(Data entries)
[start]
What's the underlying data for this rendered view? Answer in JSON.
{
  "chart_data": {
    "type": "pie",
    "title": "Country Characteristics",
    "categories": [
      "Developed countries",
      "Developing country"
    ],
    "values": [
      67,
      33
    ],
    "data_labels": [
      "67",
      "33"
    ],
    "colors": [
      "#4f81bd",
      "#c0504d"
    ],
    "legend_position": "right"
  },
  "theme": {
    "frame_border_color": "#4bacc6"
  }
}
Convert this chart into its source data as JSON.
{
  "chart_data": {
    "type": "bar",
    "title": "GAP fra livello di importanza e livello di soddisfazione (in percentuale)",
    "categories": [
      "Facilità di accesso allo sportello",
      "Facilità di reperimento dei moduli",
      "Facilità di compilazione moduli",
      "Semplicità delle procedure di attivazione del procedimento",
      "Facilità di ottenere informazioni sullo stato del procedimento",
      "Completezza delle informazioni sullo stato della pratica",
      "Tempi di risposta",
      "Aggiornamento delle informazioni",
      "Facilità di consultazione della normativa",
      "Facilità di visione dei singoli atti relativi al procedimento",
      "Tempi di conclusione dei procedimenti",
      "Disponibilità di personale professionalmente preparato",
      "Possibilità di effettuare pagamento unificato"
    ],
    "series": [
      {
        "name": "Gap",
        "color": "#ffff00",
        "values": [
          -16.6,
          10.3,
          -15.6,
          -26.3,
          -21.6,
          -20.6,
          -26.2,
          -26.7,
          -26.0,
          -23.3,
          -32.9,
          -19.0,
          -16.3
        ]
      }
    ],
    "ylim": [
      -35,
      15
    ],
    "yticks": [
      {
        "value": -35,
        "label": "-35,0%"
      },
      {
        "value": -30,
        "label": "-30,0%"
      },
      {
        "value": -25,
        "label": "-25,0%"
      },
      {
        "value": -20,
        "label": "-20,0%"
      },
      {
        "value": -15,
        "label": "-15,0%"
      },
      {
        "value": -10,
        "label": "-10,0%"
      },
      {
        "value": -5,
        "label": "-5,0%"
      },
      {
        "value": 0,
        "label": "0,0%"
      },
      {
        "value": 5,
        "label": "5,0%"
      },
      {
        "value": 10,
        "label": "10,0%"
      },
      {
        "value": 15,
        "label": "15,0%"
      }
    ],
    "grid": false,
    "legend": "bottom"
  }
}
[end]
[start]
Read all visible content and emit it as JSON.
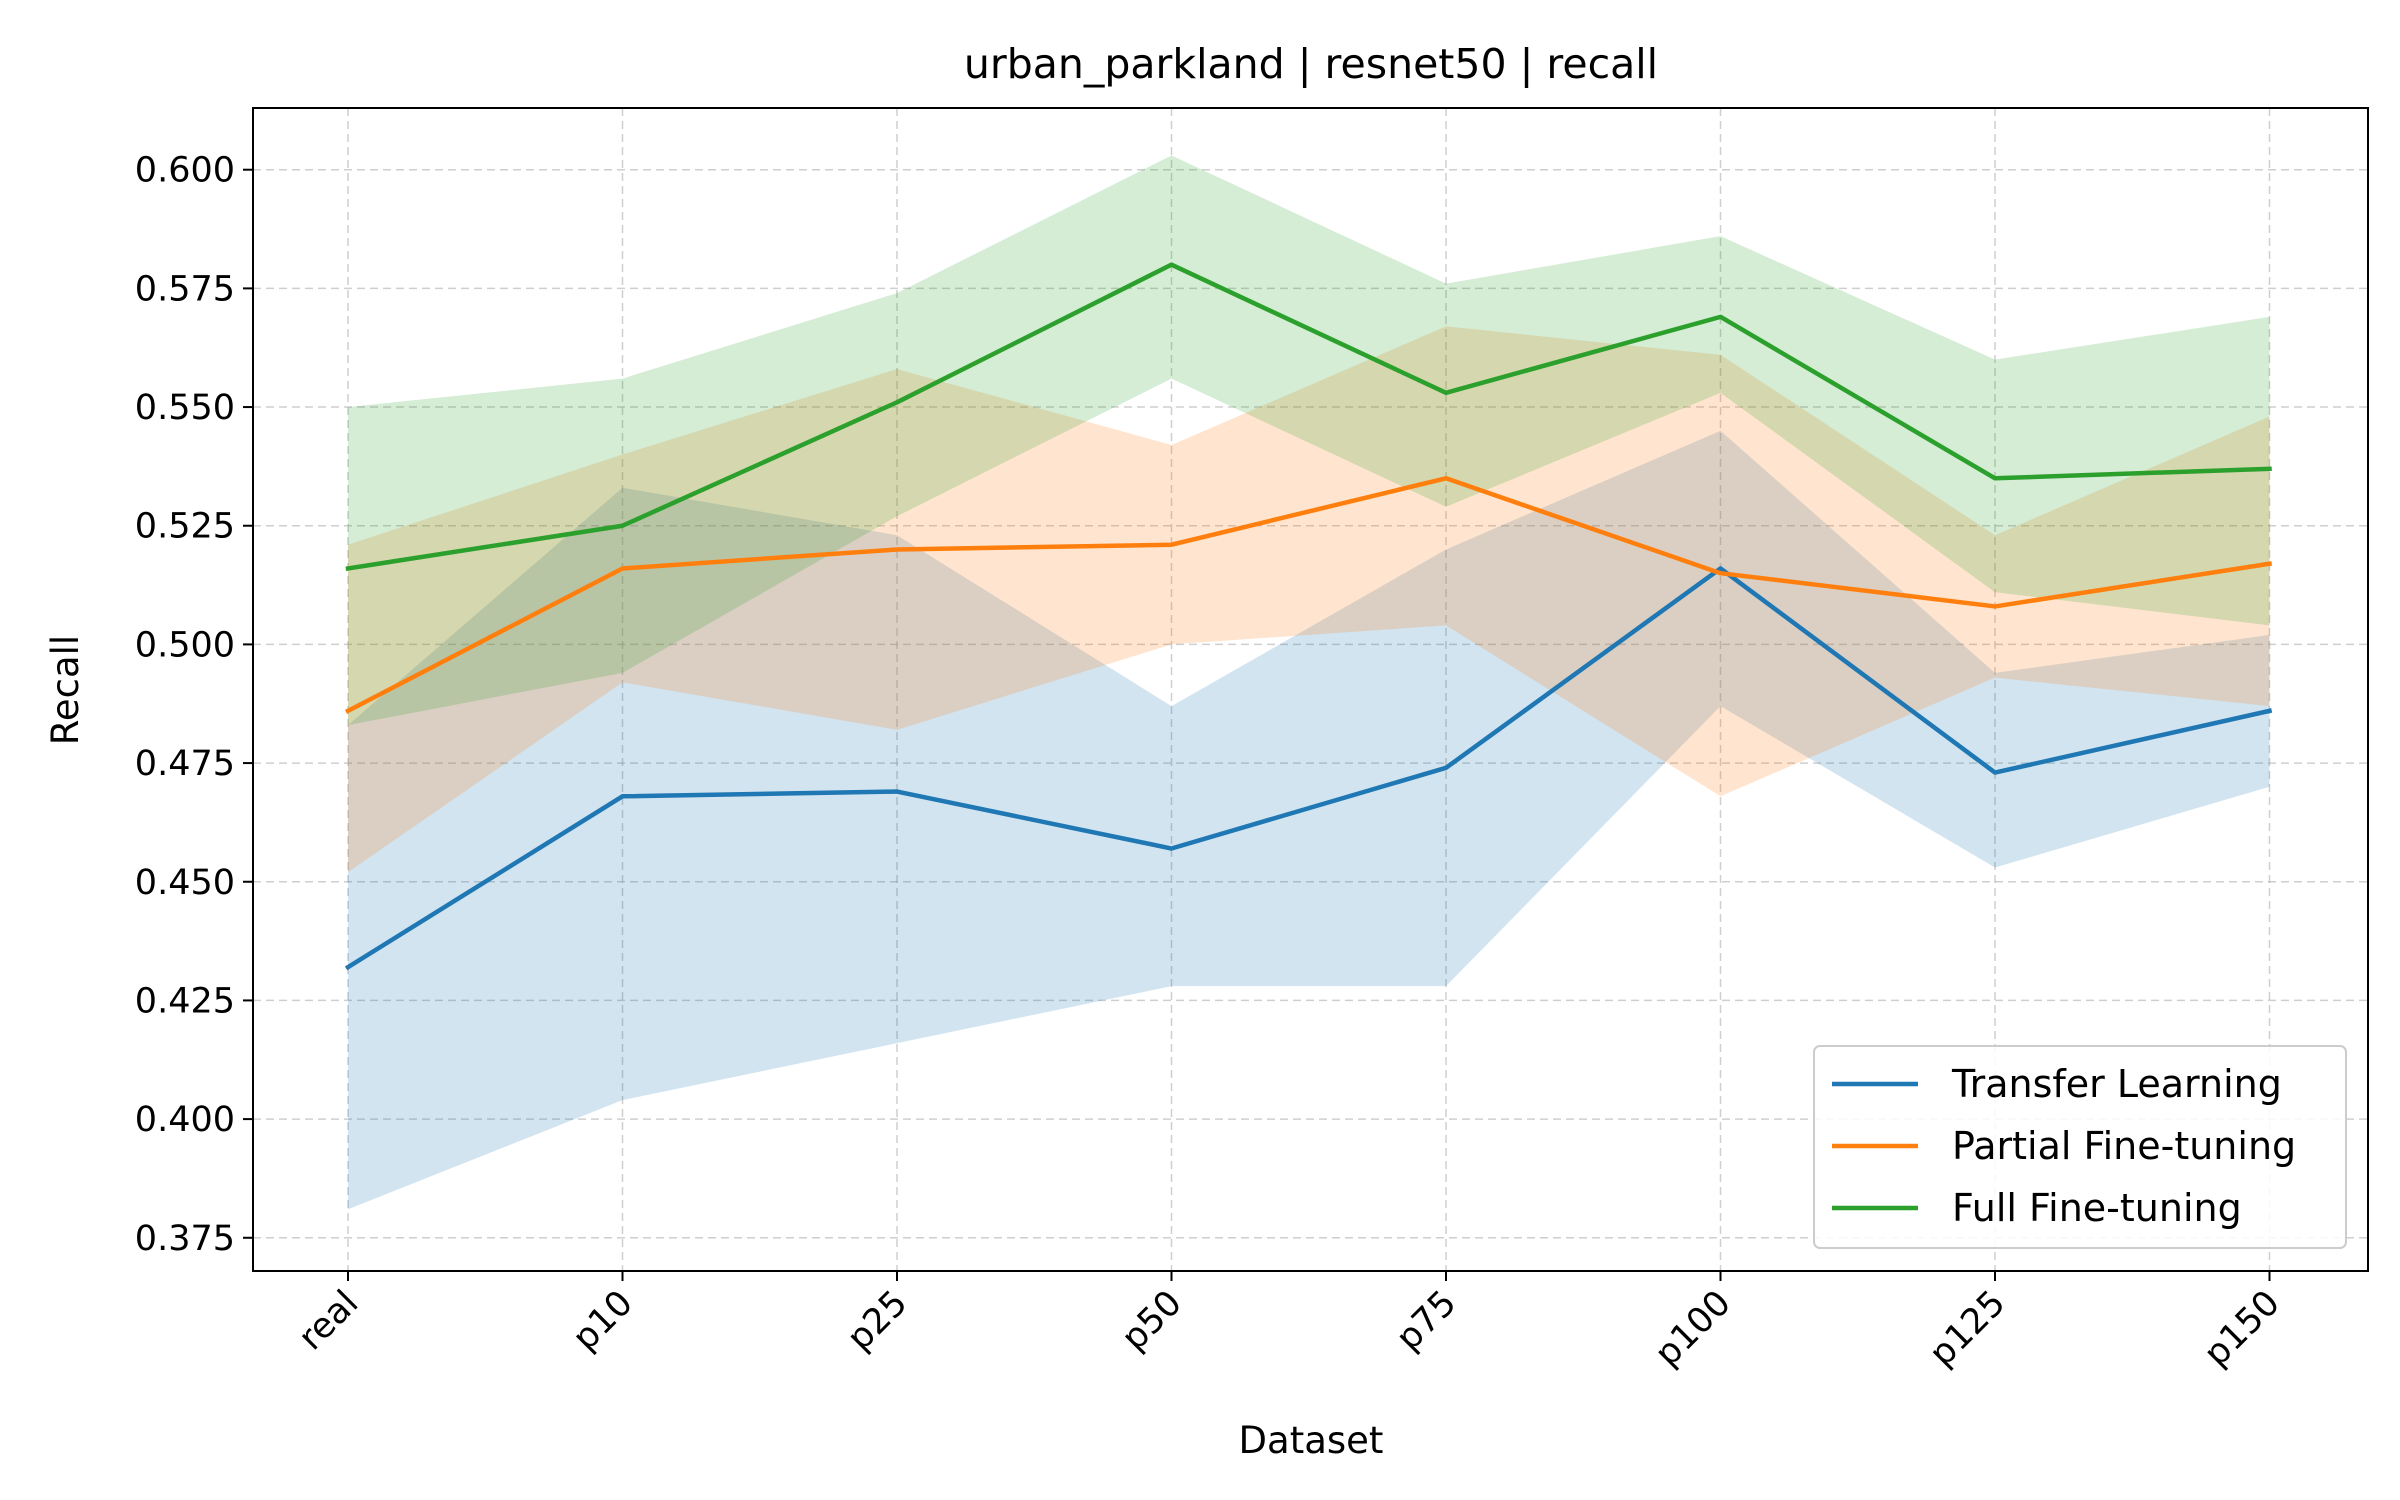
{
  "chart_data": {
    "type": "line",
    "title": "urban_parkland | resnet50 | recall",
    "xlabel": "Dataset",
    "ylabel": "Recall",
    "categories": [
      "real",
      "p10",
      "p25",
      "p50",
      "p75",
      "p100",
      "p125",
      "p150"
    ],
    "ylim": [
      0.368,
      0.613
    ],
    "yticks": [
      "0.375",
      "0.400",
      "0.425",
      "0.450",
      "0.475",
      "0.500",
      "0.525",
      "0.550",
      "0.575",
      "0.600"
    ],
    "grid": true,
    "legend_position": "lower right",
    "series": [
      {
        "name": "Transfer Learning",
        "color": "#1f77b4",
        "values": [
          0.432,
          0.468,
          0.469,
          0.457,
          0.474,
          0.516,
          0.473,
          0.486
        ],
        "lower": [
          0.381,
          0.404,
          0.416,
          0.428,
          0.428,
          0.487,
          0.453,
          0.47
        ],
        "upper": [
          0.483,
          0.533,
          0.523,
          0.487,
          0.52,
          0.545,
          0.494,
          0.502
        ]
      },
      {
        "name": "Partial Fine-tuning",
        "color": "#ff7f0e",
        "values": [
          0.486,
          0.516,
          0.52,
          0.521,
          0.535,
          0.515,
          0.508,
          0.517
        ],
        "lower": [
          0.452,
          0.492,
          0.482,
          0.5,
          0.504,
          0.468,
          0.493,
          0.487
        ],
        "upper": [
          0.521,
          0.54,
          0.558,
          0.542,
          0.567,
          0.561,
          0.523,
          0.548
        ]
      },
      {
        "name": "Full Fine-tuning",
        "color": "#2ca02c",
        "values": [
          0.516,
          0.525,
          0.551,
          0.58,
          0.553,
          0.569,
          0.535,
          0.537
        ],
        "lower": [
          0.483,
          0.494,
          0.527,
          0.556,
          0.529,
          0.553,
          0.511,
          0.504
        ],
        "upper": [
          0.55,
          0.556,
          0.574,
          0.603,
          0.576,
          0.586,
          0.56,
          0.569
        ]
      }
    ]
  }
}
[end]
Problem details> Identify and extract each line of the listing that contains "stato".

Complete output>
      "Facilità di ottenere informazioni sullo stato del procedimento",
      "Completezza delle informazioni sullo stato della pratica",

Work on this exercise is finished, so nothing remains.